* _PROBLEM TO WORK ON_
Reproduce each line exactly. Skip none.

::: RECORDS FOR PROCESSING

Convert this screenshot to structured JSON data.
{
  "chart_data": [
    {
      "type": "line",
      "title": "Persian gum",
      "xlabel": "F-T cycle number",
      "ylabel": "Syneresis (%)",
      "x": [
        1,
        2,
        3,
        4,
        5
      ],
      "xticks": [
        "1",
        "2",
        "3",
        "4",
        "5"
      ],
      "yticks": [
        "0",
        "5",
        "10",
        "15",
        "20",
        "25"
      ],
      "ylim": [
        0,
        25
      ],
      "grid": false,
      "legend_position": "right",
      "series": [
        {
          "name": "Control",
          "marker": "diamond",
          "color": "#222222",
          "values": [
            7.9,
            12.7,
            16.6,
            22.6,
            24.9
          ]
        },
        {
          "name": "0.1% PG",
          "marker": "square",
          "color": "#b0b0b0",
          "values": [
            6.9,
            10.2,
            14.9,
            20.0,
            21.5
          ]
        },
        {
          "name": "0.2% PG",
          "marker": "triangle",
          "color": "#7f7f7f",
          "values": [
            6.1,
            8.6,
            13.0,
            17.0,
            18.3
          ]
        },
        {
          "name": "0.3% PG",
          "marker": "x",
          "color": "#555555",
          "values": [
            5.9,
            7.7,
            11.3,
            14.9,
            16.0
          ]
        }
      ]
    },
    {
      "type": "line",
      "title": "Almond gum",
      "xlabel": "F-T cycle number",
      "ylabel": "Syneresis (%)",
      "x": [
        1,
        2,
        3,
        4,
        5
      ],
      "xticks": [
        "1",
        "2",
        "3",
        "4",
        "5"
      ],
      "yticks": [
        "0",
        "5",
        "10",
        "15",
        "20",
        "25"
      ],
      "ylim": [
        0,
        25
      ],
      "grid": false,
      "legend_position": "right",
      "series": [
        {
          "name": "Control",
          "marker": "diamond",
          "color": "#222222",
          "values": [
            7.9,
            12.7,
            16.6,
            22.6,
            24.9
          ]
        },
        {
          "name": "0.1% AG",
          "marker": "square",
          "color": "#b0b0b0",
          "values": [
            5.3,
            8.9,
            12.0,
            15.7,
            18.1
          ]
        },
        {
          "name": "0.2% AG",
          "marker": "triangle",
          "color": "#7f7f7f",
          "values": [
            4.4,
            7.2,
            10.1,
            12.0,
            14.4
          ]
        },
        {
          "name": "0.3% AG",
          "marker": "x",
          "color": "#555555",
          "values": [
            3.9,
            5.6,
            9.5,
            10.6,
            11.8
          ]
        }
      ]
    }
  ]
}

::::::

* _FINAL RESULT_
Convert this screenshot to structured JSON data.
{
  "chart_data": [
    {
      "type": "line",
      "title": "Persian gum",
      "xlabel": "F-T cycle number",
      "ylabel": "Syneresis (%)",
      "x": [
        1,
        2,
        3,
        4,
        5
      ],
      "xticks": [
        "1",
        "2",
        "3",
        "4",
        "5"
      ],
      "yticks": [
        "0",
        "5",
        "10",
        "15",
        "20",
        "25"
      ],
      "ylim": [
        0,
        25
      ],
      "grid": false,
      "legend_position": "right",
      "series": [
        {
          "name": "Control",
          "marker": "diamond",
          "color": "#222222",
          "values": [
            7.9,
            12.7,
            16.6,
            22.6,
            24.9
          ]
        },
        {
          "name": "0.1% PG",
          "marker": "square",
          "color": "#b0b0b0",
          "values": [
            6.9,
            10.2,
            14.9,
            20.0,
            21.5
          ]
        },
        {
          "name": "0.2% PG",
          "marker": "triangle",
          "color": "#7f7f7f",
          "values": [
            6.1,
            8.6,
            13.0,
            17.0,
            18.3
          ]
        },
        {
          "name": "0.3% PG",
          "marker": "x",
          "color": "#555555",
          "values": [
            5.9,
            7.7,
            11.3,
            14.9,
            16.0
          ]
        }
      ]
    },
    {
      "type": "line",
      "title": "Almond gum",
      "xlabel": "F-T cycle number",
      "ylabel": "Syneresis (%)",
      "x": [
        1,
        2,
        3,
        4,
        5
      ],
      "xticks": [
        "1",
        "2",
        "3",
        "4",
        "5"
      ],
      "yticks": [
        "0",
        "5",
        "10",
        "15",
        "20",
        "25"
      ],
      "ylim": [
        0,
        25
      ],
      "grid": false,
      "legend_position": "right",
      "series": [
        {
          "name": "Control",
          "marker": "diamond",
          "color": "#222222",
          "values": [
            7.9,
            12.7,
            16.6,
            22.6,
            24.9
          ]
        },
        {
          "name": "0.1% AG",
          "marker": "square",
          "color": "#b0b0b0",
          "values": [
            5.3,
            8.9,
            12.0,
            15.7,
            18.1
          ]
        },
        {
          "name": "0.2% AG",
          "marker": "triangle",
          "color": "#7f7f7f",
          "values": [
            4.4,
            7.2,
            10.1,
            12.0,
            14.4
          ]
        },
        {
          "name": "0.3% AG",
          "marker": "x",
          "color": "#555555",
          "values": [
            3.9,
            5.6,
            9.5,
            10.6,
            11.8
          ]
        }
      ]
    }
  ]
}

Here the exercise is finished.